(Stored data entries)
Start

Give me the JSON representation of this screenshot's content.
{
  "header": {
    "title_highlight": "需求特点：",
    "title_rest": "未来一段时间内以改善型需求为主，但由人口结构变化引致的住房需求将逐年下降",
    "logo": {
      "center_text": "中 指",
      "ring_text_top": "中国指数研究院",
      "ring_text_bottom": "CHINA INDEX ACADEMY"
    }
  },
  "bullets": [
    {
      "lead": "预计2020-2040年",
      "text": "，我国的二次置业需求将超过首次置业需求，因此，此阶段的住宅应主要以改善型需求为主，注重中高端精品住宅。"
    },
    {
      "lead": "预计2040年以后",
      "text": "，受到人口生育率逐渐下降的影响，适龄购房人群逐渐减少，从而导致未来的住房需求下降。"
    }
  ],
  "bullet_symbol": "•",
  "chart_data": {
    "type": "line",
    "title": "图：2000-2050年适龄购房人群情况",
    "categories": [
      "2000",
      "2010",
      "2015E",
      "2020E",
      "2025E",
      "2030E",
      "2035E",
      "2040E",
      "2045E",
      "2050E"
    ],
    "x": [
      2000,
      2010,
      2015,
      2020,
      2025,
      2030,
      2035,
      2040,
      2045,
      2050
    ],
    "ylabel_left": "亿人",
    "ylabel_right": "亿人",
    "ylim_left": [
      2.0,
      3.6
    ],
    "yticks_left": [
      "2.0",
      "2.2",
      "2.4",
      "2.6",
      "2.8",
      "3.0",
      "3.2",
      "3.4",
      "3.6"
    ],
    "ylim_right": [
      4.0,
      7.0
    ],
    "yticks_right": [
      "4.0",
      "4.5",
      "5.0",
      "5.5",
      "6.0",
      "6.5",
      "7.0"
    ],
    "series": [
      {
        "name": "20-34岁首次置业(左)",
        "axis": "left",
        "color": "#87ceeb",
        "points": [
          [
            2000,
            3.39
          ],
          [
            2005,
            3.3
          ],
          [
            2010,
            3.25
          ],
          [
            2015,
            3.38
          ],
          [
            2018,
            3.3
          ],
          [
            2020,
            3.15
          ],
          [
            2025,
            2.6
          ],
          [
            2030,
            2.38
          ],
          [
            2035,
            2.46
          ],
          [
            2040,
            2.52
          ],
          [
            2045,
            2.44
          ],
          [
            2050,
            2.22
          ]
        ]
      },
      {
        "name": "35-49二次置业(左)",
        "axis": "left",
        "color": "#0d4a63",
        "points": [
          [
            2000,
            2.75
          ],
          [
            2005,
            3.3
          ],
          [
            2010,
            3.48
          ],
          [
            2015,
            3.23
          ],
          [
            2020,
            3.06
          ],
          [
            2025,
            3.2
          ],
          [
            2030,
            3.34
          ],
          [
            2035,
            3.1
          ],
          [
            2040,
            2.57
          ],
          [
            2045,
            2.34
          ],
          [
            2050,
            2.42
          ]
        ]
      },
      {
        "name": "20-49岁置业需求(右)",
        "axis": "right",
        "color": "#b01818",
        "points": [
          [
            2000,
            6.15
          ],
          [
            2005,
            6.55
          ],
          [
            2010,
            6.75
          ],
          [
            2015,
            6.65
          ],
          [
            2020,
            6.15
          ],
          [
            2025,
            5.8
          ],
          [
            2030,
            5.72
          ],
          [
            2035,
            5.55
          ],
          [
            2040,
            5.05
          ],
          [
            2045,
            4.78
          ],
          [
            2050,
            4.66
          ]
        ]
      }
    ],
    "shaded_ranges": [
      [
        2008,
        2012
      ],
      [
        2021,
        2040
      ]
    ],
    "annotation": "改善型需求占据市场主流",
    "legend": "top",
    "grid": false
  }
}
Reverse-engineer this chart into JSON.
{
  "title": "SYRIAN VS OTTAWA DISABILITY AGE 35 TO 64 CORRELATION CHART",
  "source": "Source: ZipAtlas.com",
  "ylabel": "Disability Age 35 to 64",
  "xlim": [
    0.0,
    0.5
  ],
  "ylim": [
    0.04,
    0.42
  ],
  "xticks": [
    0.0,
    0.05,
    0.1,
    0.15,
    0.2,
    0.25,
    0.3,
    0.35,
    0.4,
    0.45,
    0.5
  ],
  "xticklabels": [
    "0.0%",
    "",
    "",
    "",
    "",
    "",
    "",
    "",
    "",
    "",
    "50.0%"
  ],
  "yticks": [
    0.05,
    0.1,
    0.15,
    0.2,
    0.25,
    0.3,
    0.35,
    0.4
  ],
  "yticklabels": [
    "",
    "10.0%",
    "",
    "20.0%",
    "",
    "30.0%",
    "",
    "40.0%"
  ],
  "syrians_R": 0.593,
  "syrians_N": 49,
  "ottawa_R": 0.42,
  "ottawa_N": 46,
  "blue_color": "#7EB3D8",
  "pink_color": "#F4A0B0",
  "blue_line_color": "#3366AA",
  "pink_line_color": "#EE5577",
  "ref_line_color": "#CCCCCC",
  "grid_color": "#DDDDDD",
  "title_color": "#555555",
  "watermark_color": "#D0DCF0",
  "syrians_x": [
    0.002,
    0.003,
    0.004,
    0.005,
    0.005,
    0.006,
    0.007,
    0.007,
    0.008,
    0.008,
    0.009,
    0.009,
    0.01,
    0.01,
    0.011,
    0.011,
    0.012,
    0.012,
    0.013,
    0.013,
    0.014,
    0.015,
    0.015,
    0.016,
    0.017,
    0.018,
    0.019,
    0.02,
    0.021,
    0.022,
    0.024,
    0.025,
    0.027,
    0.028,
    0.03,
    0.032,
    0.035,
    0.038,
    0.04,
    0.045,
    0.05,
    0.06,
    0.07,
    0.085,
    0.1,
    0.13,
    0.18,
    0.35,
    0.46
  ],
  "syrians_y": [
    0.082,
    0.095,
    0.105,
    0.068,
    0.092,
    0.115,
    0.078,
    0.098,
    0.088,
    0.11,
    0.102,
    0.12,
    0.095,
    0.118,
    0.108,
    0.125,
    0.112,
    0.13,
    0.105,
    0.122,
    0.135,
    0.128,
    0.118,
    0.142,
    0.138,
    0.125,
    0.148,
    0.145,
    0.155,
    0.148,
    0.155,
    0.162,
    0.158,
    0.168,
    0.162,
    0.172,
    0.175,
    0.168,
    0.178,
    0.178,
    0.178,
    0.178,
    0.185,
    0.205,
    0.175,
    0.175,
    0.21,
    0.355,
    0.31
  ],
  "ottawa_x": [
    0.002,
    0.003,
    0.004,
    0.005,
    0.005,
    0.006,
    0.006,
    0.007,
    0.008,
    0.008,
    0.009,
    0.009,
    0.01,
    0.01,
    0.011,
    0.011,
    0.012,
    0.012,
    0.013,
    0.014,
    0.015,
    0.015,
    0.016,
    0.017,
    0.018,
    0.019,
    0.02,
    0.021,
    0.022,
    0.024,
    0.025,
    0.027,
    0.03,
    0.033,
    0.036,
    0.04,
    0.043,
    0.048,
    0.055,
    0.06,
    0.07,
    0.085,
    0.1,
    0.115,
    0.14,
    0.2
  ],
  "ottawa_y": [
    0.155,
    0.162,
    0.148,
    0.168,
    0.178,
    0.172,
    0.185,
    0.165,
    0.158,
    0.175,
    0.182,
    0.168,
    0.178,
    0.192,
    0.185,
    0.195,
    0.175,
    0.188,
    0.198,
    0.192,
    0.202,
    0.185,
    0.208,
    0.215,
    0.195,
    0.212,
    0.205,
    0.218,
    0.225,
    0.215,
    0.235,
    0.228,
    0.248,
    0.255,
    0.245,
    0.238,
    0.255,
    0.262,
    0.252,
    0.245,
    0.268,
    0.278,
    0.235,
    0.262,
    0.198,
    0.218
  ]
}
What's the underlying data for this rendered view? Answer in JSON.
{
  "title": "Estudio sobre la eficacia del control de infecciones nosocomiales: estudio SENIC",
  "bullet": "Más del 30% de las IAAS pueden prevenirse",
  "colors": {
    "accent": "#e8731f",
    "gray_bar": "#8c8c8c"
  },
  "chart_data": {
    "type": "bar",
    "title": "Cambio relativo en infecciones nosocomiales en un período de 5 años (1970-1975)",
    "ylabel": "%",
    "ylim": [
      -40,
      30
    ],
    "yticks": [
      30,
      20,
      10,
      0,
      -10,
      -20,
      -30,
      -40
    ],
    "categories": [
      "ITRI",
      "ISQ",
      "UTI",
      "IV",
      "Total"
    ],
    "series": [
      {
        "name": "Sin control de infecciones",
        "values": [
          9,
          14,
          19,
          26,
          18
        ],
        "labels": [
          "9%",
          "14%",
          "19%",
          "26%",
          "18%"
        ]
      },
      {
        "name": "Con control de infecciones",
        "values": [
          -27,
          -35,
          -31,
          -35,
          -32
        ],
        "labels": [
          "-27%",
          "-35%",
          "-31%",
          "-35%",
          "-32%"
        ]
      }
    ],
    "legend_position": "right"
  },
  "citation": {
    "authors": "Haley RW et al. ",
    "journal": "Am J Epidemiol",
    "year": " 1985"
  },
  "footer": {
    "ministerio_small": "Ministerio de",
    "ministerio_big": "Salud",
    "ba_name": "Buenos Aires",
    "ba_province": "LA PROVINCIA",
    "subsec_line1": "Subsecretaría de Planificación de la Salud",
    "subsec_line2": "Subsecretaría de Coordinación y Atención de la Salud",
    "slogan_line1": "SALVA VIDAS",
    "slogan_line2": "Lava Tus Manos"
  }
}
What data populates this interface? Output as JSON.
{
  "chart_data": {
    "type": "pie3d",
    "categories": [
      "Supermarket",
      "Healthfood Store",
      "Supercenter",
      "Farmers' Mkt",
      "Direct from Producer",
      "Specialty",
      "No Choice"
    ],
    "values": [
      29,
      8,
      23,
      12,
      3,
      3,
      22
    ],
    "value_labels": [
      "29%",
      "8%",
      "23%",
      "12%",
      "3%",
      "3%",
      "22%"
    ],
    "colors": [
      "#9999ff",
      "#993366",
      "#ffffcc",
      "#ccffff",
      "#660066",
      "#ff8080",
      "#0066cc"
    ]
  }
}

End

What you have to do: Copy out every line with the word "this".

Output:
Give me the JSON representation of this screenshot's content.
Reverse-engineer this chart into JSON.
What's the underlying data for this rendered view? Answer in JSON.
What data populates this interface? Output as JSON.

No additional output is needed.